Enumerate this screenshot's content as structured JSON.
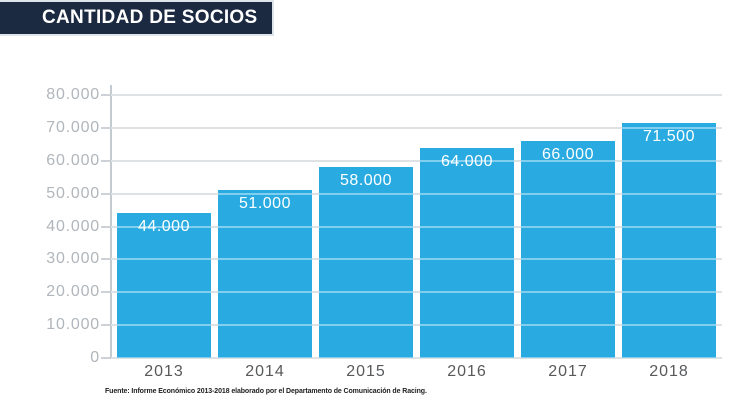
{
  "header": {
    "title": "CANTIDAD DE SOCIOS"
  },
  "chart_data": {
    "type": "bar",
    "title": "CANTIDAD DE SOCIOS",
    "categories": [
      "2013",
      "2014",
      "2015",
      "2016",
      "2017",
      "2018"
    ],
    "values": [
      44000,
      51000,
      58000,
      64000,
      66000,
      71500
    ],
    "bar_labels": [
      "44.000",
      "51.000",
      "58.000",
      "64.000",
      "66.000",
      "71.500"
    ],
    "xlabel": "",
    "ylabel": "",
    "ylim": [
      0,
      80000
    ],
    "ytick_step": 10000,
    "ytick_labels": [
      "80.000",
      "70.000",
      "60.000",
      "50.000",
      "40.000",
      "30.000",
      "20.000",
      "10.000",
      "0"
    ],
    "grid": "horizontal gridlines drawn over bars",
    "legend": false,
    "bar_color": "#29abe2",
    "value_label_color": "#ffffff"
  },
  "footer": {
    "source": "Fuente: Informe Económico 2013-2018 elaborado por el Departamento de Comunicación de Racing."
  },
  "colors": {
    "background": "#ffffff",
    "header_bg": "#1b2a41",
    "header_text": "#ffffff",
    "bar": "#29abe2",
    "gridline": "#dfe3e6",
    "axis_line": "#c3cad0",
    "y_tick_label": "#b0b6bb",
    "x_tick_label": "#58595b",
    "source_text": "#1d1d1b"
  }
}
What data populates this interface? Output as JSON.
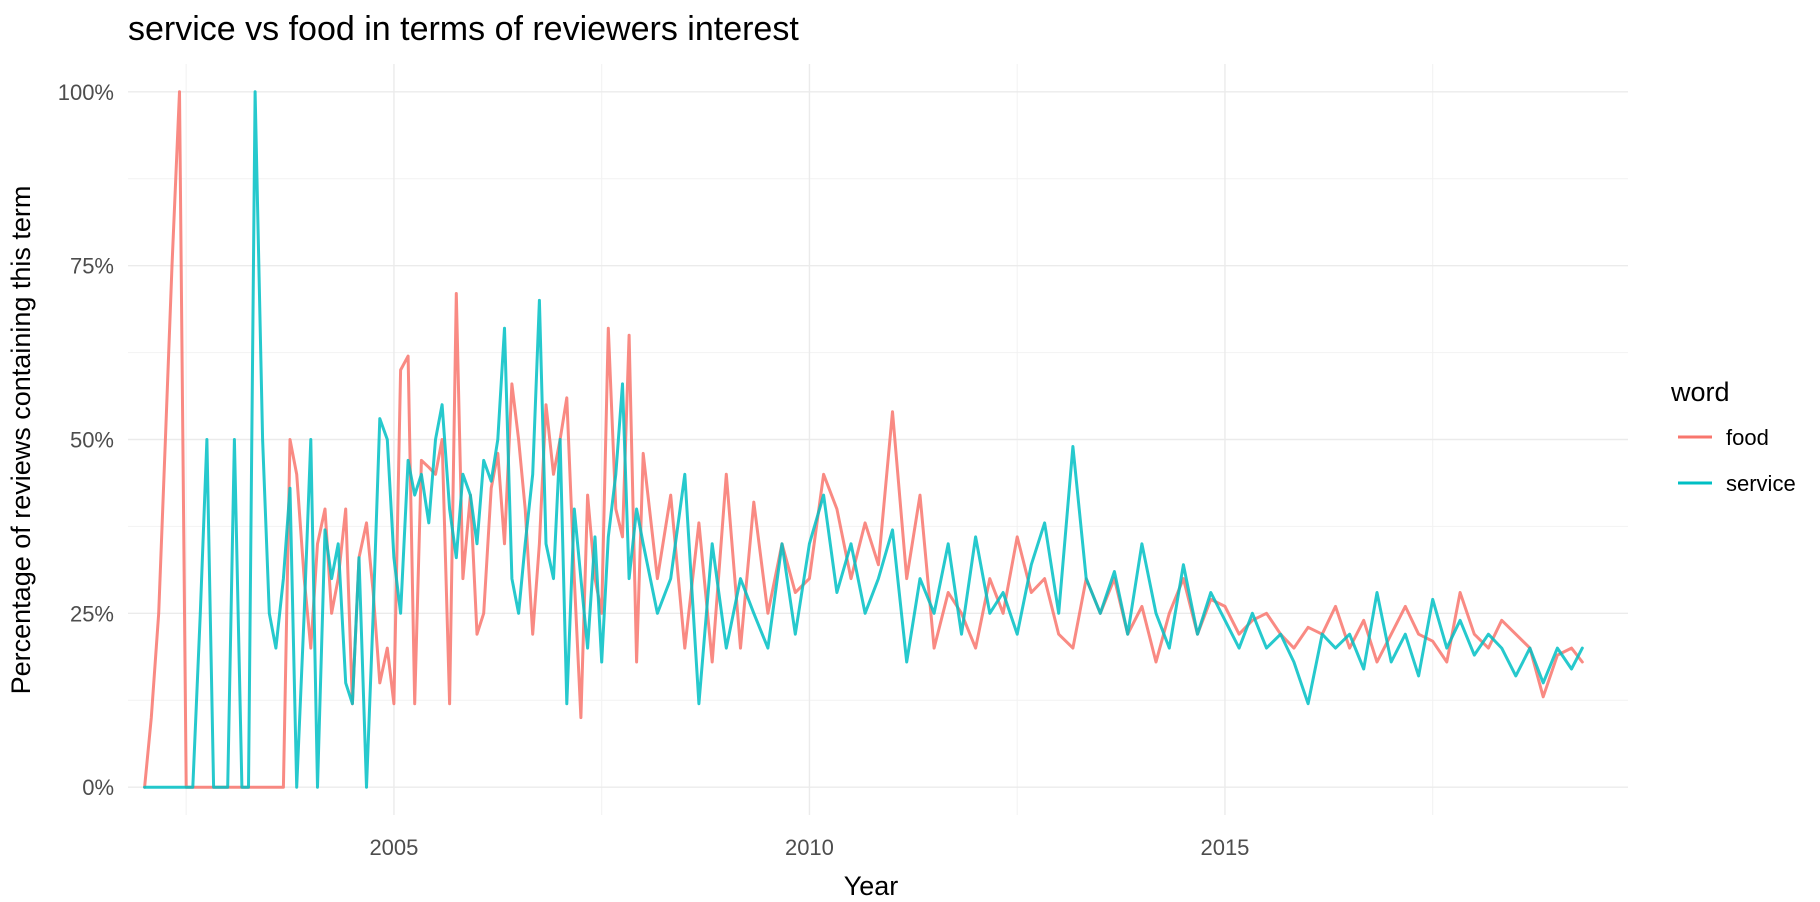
{
  "chart_data": {
    "type": "line",
    "title": "service vs food in terms of reviewers interest",
    "xlabel": "Year",
    "ylabel": "Percentage of reviews containing this term",
    "xlim": [
      2001.8,
      2019.85
    ],
    "ylim": [
      -0.04,
      1.04
    ],
    "x_ticks": [
      2005,
      2010,
      2015
    ],
    "x_tick_labels": [
      "2005",
      "2010",
      "2015"
    ],
    "y_ticks": [
      0,
      0.25,
      0.5,
      0.75,
      1.0
    ],
    "y_tick_labels": [
      "0%",
      "25%",
      "50%",
      "75%",
      "100%"
    ],
    "legend": {
      "title": "word",
      "position": "right",
      "entries": [
        "food",
        "service"
      ]
    },
    "colors": {
      "food": "#F8766D",
      "service": "#00BFC4"
    },
    "series": [
      {
        "name": "food",
        "color": "#F8766D",
        "x": [
          2002.0,
          2002.08,
          2002.17,
          2002.25,
          2002.33,
          2002.42,
          2002.5,
          2002.58,
          2002.67,
          2002.75,
          2002.83,
          2002.92,
          2003.0,
          2003.08,
          2003.17,
          2003.25,
          2003.33,
          2003.42,
          2003.5,
          2003.58,
          2003.67,
          2003.75,
          2003.83,
          2003.92,
          2004.0,
          2004.08,
          2004.17,
          2004.25,
          2004.33,
          2004.42,
          2004.5,
          2004.58,
          2004.67,
          2004.75,
          2004.83,
          2004.92,
          2005.0,
          2005.08,
          2005.17,
          2005.25,
          2005.33,
          2005.42,
          2005.5,
          2005.58,
          2005.67,
          2005.75,
          2005.83,
          2005.92,
          2006.0,
          2006.08,
          2006.17,
          2006.25,
          2006.33,
          2006.42,
          2006.5,
          2006.58,
          2006.67,
          2006.75,
          2006.83,
          2006.92,
          2007.0,
          2007.08,
          2007.17,
          2007.25,
          2007.33,
          2007.42,
          2007.5,
          2007.58,
          2007.67,
          2007.75,
          2007.83,
          2007.92,
          2008.0,
          2008.17,
          2008.33,
          2008.5,
          2008.67,
          2008.83,
          2009.0,
          2009.17,
          2009.33,
          2009.5,
          2009.67,
          2009.83,
          2010.0,
          2010.17,
          2010.33,
          2010.5,
          2010.67,
          2010.83,
          2011.0,
          2011.17,
          2011.33,
          2011.5,
          2011.67,
          2011.83,
          2012.0,
          2012.17,
          2012.33,
          2012.5,
          2012.67,
          2012.83,
          2013.0,
          2013.17,
          2013.33,
          2013.5,
          2013.67,
          2013.83,
          2014.0,
          2014.17,
          2014.33,
          2014.5,
          2014.67,
          2014.83,
          2015.0,
          2015.17,
          2015.33,
          2015.5,
          2015.67,
          2015.83,
          2016.0,
          2016.17,
          2016.33,
          2016.5,
          2016.67,
          2016.83,
          2017.0,
          2017.17,
          2017.33,
          2017.5,
          2017.67,
          2017.83,
          2018.0,
          2018.17,
          2018.33,
          2018.5,
          2018.67,
          2018.83,
          2019.0,
          2019.17,
          2019.3
        ],
        "values": [
          0.0,
          0.1,
          0.25,
          0.5,
          0.75,
          1.0,
          0.0,
          0.0,
          0.0,
          0.0,
          0.0,
          0.0,
          0.0,
          0.0,
          0.0,
          0.0,
          0.0,
          0.0,
          0.0,
          0.0,
          0.0,
          0.5,
          0.45,
          0.3,
          0.2,
          0.35,
          0.4,
          0.25,
          0.3,
          0.4,
          0.12,
          0.33,
          0.38,
          0.28,
          0.15,
          0.2,
          0.12,
          0.6,
          0.62,
          0.12,
          0.47,
          0.46,
          0.45,
          0.5,
          0.12,
          0.71,
          0.3,
          0.42,
          0.22,
          0.25,
          0.43,
          0.48,
          0.35,
          0.58,
          0.5,
          0.4,
          0.22,
          0.35,
          0.55,
          0.45,
          0.5,
          0.56,
          0.3,
          0.1,
          0.42,
          0.3,
          0.25,
          0.66,
          0.4,
          0.36,
          0.65,
          0.18,
          0.48,
          0.3,
          0.42,
          0.2,
          0.38,
          0.18,
          0.45,
          0.2,
          0.41,
          0.25,
          0.35,
          0.28,
          0.3,
          0.45,
          0.4,
          0.3,
          0.38,
          0.32,
          0.54,
          0.3,
          0.42,
          0.2,
          0.28,
          0.25,
          0.2,
          0.3,
          0.25,
          0.36,
          0.28,
          0.3,
          0.22,
          0.2,
          0.3,
          0.25,
          0.3,
          0.22,
          0.26,
          0.18,
          0.25,
          0.3,
          0.22,
          0.27,
          0.26,
          0.22,
          0.24,
          0.25,
          0.22,
          0.2,
          0.23,
          0.22,
          0.26,
          0.2,
          0.24,
          0.18,
          0.22,
          0.26,
          0.22,
          0.21,
          0.18,
          0.28,
          0.22,
          0.2,
          0.24,
          0.22,
          0.2,
          0.13,
          0.19,
          0.2,
          0.18
        ]
      },
      {
        "name": "service",
        "color": "#00BFC4",
        "x": [
          2002.0,
          2002.08,
          2002.17,
          2002.25,
          2002.33,
          2002.42,
          2002.5,
          2002.58,
          2002.67,
          2002.75,
          2002.83,
          2002.92,
          2003.0,
          2003.08,
          2003.17,
          2003.25,
          2003.33,
          2003.42,
          2003.5,
          2003.58,
          2003.67,
          2003.75,
          2003.83,
          2003.92,
          2004.0,
          2004.08,
          2004.17,
          2004.25,
          2004.33,
          2004.42,
          2004.5,
          2004.58,
          2004.67,
          2004.75,
          2004.83,
          2004.92,
          2005.0,
          2005.08,
          2005.17,
          2005.25,
          2005.33,
          2005.42,
          2005.5,
          2005.58,
          2005.67,
          2005.75,
          2005.83,
          2005.92,
          2006.0,
          2006.08,
          2006.17,
          2006.25,
          2006.33,
          2006.42,
          2006.5,
          2006.58,
          2006.67,
          2006.75,
          2006.83,
          2006.92,
          2007.0,
          2007.08,
          2007.17,
          2007.25,
          2007.33,
          2007.42,
          2007.5,
          2007.58,
          2007.67,
          2007.75,
          2007.83,
          2007.92,
          2008.0,
          2008.17,
          2008.33,
          2008.5,
          2008.67,
          2008.83,
          2009.0,
          2009.17,
          2009.33,
          2009.5,
          2009.67,
          2009.83,
          2010.0,
          2010.17,
          2010.33,
          2010.5,
          2010.67,
          2010.83,
          2011.0,
          2011.17,
          2011.33,
          2011.5,
          2011.67,
          2011.83,
          2012.0,
          2012.17,
          2012.33,
          2012.5,
          2012.67,
          2012.83,
          2013.0,
          2013.17,
          2013.33,
          2013.5,
          2013.67,
          2013.83,
          2014.0,
          2014.17,
          2014.33,
          2014.5,
          2014.67,
          2014.83,
          2015.0,
          2015.17,
          2015.33,
          2015.5,
          2015.67,
          2015.83,
          2016.0,
          2016.17,
          2016.33,
          2016.5,
          2016.67,
          2016.83,
          2017.0,
          2017.17,
          2017.33,
          2017.5,
          2017.67,
          2017.83,
          2018.0,
          2018.17,
          2018.33,
          2018.5,
          2018.67,
          2018.83,
          2019.0,
          2019.17,
          2019.3
        ],
        "values": [
          0.0,
          0.0,
          0.0,
          0.0,
          0.0,
          0.0,
          0.0,
          0.0,
          0.25,
          0.5,
          0.0,
          0.0,
          0.0,
          0.5,
          0.0,
          0.0,
          1.0,
          0.5,
          0.25,
          0.2,
          0.3,
          0.43,
          0.0,
          0.25,
          0.5,
          0.0,
          0.37,
          0.3,
          0.35,
          0.15,
          0.12,
          0.33,
          0.0,
          0.25,
          0.53,
          0.5,
          0.33,
          0.25,
          0.47,
          0.42,
          0.45,
          0.38,
          0.5,
          0.55,
          0.4,
          0.33,
          0.45,
          0.42,
          0.35,
          0.47,
          0.44,
          0.5,
          0.66,
          0.3,
          0.25,
          0.35,
          0.45,
          0.7,
          0.35,
          0.3,
          0.5,
          0.12,
          0.4,
          0.3,
          0.2,
          0.36,
          0.18,
          0.36,
          0.45,
          0.58,
          0.3,
          0.4,
          0.35,
          0.25,
          0.3,
          0.45,
          0.12,
          0.35,
          0.2,
          0.3,
          0.25,
          0.2,
          0.35,
          0.22,
          0.35,
          0.42,
          0.28,
          0.35,
          0.25,
          0.3,
          0.37,
          0.18,
          0.3,
          0.25,
          0.35,
          0.22,
          0.36,
          0.25,
          0.28,
          0.22,
          0.32,
          0.38,
          0.25,
          0.49,
          0.3,
          0.25,
          0.31,
          0.22,
          0.35,
          0.25,
          0.2,
          0.32,
          0.22,
          0.28,
          0.24,
          0.2,
          0.25,
          0.2,
          0.22,
          0.18,
          0.12,
          0.22,
          0.2,
          0.22,
          0.17,
          0.28,
          0.18,
          0.22,
          0.16,
          0.27,
          0.2,
          0.24,
          0.19,
          0.22,
          0.2,
          0.16,
          0.2,
          0.15,
          0.2,
          0.17,
          0.2
        ]
      }
    ]
  }
}
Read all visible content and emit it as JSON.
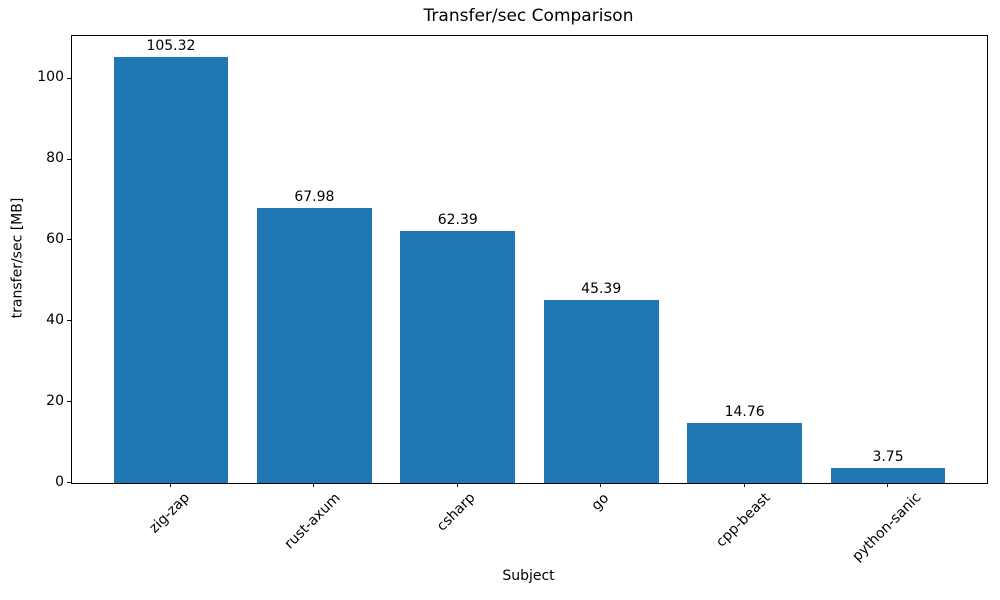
{
  "chart_data": {
    "type": "bar",
    "title": "Transfer/sec Comparison",
    "xlabel": "Subject",
    "ylabel": "transfer/sec [MB]",
    "categories": [
      "zig-zap",
      "rust-axum",
      "csharp",
      "go",
      "cpp-beast",
      "python-sanic"
    ],
    "values": [
      105.32,
      67.98,
      62.39,
      45.39,
      14.76,
      3.75
    ],
    "bar_value_labels": [
      "105.32",
      "67.98",
      "62.39",
      "45.39",
      "14.76",
      "3.75"
    ],
    "yticks": [
      0,
      20,
      40,
      60,
      80,
      100
    ],
    "ylim": [
      0,
      110.59
    ],
    "xtick_rotation_deg": 45,
    "bar_color": "#1f77b4",
    "text_color": "#000000",
    "spine_color": "#000000",
    "background_color": "#ffffff",
    "grid": false,
    "legend": "none"
  }
}
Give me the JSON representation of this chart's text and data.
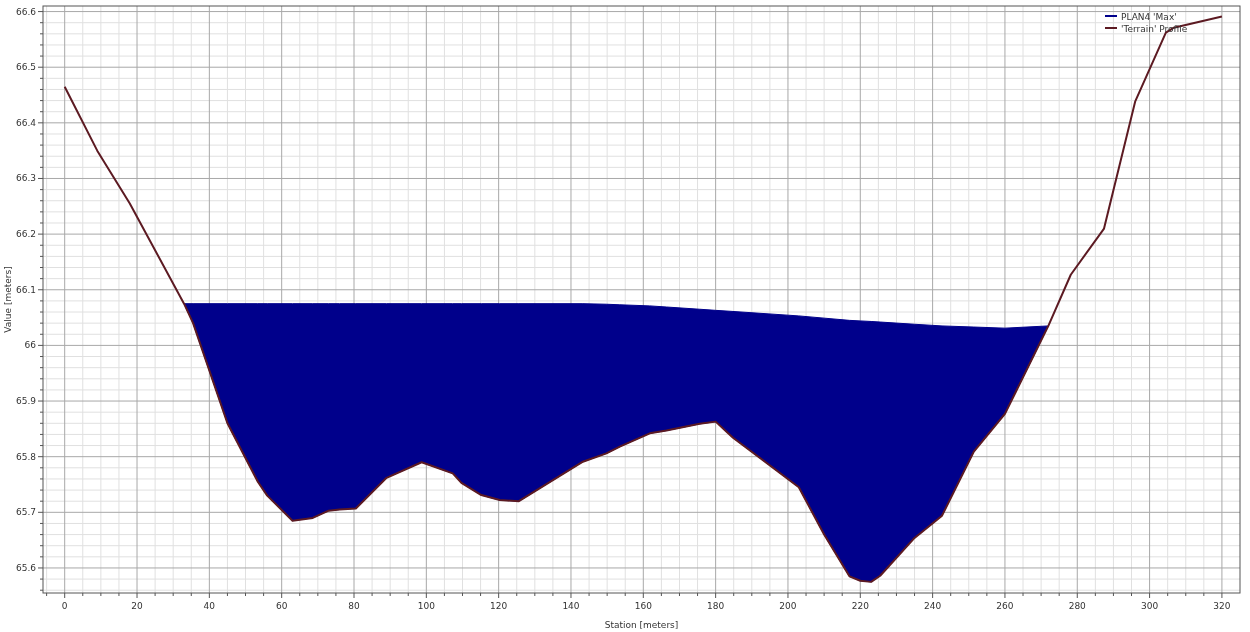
{
  "chart_data": {
    "type": "line",
    "xlabel": "Station [meters]",
    "ylabel": "Value [meters]",
    "xlim": [
      -6,
      325
    ],
    "ylim": [
      65.555,
      66.61
    ],
    "xticks": [
      0,
      20,
      40,
      60,
      80,
      100,
      120,
      140,
      160,
      180,
      200,
      220,
      240,
      260,
      280,
      300,
      320
    ],
    "yticks": [
      65.6,
      65.7,
      65.8,
      65.9,
      66,
      66.1,
      66.2,
      66.3,
      66.4,
      66.5,
      66.6
    ],
    "grid": true,
    "legend": "top right",
    "series": [
      {
        "name": "PLAN4 'Max'",
        "type": "area",
        "color": "#00008b",
        "x": [
          33,
          35.5,
          45,
          53.4,
          56,
          63,
          68.6,
          73,
          76,
          80.5,
          89,
          98.7,
          107.3,
          109.7,
          115.2,
          120.3,
          125.6,
          143.3,
          149.8,
          153.5,
          161.8,
          166.4,
          175.6,
          180,
          184.8,
          203,
          210,
          217,
          220,
          223,
          225.5,
          235,
          242.6,
          251.4,
          260,
          272
        ],
        "values": [
          66.075,
          66.075,
          66.075,
          66.075,
          66.075,
          66.075,
          66.075,
          66.075,
          66.075,
          66.075,
          66.075,
          66.075,
          66.075,
          66.075,
          66.075,
          66.075,
          66.075,
          66.075,
          66.074,
          66.073,
          66.071,
          66.069,
          66.065,
          66.063,
          66.061,
          66.053,
          66.049,
          66.045,
          66.044,
          66.043,
          66.042,
          66.038,
          66.035,
          66.033,
          66.031,
          66.035
        ]
      },
      {
        "name": "'Terrain' Profile",
        "color": "#5c1a22",
        "x": [
          0,
          9,
          18,
          33,
          35.5,
          45,
          53.4,
          56,
          63,
          68.6,
          73,
          76,
          80.5,
          89,
          98.7,
          107.3,
          109.7,
          115.2,
          120.3,
          125.6,
          143.3,
          149.8,
          153.5,
          161.8,
          166.4,
          175.6,
          180,
          184.8,
          203,
          210,
          217,
          220,
          223,
          225.5,
          235,
          242.6,
          251.4,
          260,
          272,
          278.2,
          287.4,
          296,
          304.5,
          306.7,
          320
        ],
        "values": [
          66.465,
          66.35,
          66.255,
          66.075,
          66.04,
          65.86,
          65.755,
          65.73,
          65.685,
          65.69,
          65.703,
          65.705,
          65.707,
          65.762,
          65.79,
          65.77,
          65.753,
          65.731,
          65.722,
          65.72,
          65.791,
          65.806,
          65.818,
          65.842,
          65.847,
          65.859,
          65.863,
          65.834,
          65.745,
          65.66,
          65.585,
          65.577,
          65.575,
          65.586,
          65.654,
          65.694,
          65.809,
          65.877,
          66.035,
          66.127,
          66.21,
          66.438,
          66.562,
          66.571,
          66.591
        ]
      }
    ]
  }
}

.....

- TASK OBJECTIVE -
Go through the material and copy out every line with "content" in it.

- WRITTEN SOLUTION -
Enumerate this screenshot's content as structured JSON.
Read all visible content and emit it as JSON.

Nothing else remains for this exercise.